_Your instructions_: Take from the listing each line that has the string "teelten".

=== Entries provided ===

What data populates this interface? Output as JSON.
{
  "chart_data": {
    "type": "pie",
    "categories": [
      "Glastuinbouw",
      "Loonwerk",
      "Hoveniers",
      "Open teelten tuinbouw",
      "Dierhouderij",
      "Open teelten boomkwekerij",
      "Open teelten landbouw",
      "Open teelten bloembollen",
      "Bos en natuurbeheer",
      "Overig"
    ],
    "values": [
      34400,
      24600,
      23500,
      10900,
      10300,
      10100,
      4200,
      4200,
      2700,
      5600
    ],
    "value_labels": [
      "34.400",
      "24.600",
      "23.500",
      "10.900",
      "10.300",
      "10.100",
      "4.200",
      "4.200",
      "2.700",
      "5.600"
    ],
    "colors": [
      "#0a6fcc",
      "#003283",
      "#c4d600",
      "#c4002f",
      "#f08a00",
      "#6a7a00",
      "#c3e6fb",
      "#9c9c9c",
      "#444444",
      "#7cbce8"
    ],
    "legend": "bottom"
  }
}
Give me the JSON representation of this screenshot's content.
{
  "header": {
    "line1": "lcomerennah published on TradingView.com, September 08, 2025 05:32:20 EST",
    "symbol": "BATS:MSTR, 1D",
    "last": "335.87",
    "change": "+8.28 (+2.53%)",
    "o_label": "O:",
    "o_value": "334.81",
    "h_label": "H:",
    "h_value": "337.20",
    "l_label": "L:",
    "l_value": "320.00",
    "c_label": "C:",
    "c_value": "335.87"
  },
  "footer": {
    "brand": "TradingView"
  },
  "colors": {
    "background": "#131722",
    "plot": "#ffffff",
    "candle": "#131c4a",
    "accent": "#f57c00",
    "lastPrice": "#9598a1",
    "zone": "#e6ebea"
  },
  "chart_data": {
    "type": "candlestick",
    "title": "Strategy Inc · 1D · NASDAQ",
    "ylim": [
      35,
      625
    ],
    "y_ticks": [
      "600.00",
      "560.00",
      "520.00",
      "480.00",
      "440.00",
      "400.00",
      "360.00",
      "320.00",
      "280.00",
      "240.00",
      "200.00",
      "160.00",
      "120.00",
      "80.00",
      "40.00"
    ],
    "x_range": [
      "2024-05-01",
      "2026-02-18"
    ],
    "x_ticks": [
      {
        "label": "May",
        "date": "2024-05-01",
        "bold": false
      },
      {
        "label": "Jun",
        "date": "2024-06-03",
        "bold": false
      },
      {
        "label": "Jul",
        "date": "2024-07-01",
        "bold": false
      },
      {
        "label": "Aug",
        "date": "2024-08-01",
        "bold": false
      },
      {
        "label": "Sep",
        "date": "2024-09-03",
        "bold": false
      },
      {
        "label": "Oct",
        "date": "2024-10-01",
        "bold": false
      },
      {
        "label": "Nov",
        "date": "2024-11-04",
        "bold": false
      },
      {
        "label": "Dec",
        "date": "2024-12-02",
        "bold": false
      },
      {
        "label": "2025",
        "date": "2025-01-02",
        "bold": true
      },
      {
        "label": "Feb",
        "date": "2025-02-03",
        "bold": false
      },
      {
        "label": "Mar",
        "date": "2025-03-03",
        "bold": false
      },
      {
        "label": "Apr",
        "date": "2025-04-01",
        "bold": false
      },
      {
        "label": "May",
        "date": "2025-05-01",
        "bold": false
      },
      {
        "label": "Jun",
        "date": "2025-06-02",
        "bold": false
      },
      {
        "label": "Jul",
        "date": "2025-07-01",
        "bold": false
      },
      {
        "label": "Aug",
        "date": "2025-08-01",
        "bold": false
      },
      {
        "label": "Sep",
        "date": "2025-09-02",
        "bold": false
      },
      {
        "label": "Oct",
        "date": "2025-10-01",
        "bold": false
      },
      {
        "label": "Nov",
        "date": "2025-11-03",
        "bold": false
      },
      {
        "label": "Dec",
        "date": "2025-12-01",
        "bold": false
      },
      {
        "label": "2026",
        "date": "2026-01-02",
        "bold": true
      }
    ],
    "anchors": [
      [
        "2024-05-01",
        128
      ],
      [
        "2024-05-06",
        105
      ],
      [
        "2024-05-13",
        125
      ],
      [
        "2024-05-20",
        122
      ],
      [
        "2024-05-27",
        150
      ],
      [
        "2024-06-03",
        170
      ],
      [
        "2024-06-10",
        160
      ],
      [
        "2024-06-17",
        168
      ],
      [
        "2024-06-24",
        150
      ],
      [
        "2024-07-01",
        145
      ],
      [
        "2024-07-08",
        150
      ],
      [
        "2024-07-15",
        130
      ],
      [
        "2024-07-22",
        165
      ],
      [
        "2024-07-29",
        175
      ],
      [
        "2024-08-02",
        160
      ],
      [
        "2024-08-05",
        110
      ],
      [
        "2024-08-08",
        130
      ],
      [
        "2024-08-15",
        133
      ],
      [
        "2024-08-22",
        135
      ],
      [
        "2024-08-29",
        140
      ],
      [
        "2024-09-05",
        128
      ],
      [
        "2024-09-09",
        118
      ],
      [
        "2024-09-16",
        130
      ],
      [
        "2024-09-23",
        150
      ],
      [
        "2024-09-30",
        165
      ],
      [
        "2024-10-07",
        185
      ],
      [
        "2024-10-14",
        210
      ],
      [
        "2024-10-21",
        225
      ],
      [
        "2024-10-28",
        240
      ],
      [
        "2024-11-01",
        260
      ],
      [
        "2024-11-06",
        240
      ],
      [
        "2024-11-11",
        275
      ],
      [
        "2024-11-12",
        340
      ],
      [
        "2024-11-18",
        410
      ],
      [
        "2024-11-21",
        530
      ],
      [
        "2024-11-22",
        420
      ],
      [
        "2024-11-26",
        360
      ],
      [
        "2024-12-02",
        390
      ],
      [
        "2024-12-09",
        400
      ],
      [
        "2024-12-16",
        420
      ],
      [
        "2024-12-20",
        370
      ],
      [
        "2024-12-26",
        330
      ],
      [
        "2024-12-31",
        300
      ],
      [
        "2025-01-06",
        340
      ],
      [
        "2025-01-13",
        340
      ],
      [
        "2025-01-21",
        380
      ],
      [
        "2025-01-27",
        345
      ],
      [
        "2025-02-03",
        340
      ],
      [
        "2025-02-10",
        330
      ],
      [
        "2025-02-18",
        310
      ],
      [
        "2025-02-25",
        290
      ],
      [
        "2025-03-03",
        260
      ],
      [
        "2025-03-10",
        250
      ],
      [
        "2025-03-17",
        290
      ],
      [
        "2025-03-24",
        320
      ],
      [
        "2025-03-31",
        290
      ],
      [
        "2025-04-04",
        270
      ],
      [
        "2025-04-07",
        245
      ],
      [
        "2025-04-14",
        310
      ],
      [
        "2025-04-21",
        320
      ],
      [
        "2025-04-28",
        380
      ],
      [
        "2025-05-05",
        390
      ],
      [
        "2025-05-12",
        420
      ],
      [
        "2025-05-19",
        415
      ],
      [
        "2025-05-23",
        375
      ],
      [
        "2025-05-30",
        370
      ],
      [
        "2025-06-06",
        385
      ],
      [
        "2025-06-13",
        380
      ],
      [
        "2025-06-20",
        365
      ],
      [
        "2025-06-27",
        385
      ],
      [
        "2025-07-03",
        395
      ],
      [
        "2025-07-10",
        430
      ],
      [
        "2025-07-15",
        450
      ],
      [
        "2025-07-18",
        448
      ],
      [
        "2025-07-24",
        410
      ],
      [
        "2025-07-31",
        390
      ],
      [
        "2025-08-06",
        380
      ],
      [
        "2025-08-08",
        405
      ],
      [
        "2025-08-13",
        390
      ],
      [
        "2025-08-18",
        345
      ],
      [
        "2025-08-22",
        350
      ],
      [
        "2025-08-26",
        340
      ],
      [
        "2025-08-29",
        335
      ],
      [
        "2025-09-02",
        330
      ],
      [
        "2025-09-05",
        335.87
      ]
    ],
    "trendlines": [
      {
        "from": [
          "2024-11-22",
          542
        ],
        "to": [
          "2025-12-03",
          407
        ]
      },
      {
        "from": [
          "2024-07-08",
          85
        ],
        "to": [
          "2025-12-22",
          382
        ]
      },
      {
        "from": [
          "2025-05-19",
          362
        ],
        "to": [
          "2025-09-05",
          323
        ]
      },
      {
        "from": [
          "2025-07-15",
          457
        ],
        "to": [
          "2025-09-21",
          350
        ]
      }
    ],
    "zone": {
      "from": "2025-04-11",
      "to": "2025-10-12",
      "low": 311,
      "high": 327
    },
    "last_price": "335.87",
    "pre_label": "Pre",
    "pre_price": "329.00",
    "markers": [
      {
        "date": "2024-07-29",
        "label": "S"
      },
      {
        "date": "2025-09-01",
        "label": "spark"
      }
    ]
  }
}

===

_Solution to this problem_:
      "Open teelten tuinbouw",
      "Open teelten boomkwekerij",
      "Open teelten landbouw",
      "Open teelten bloembollen",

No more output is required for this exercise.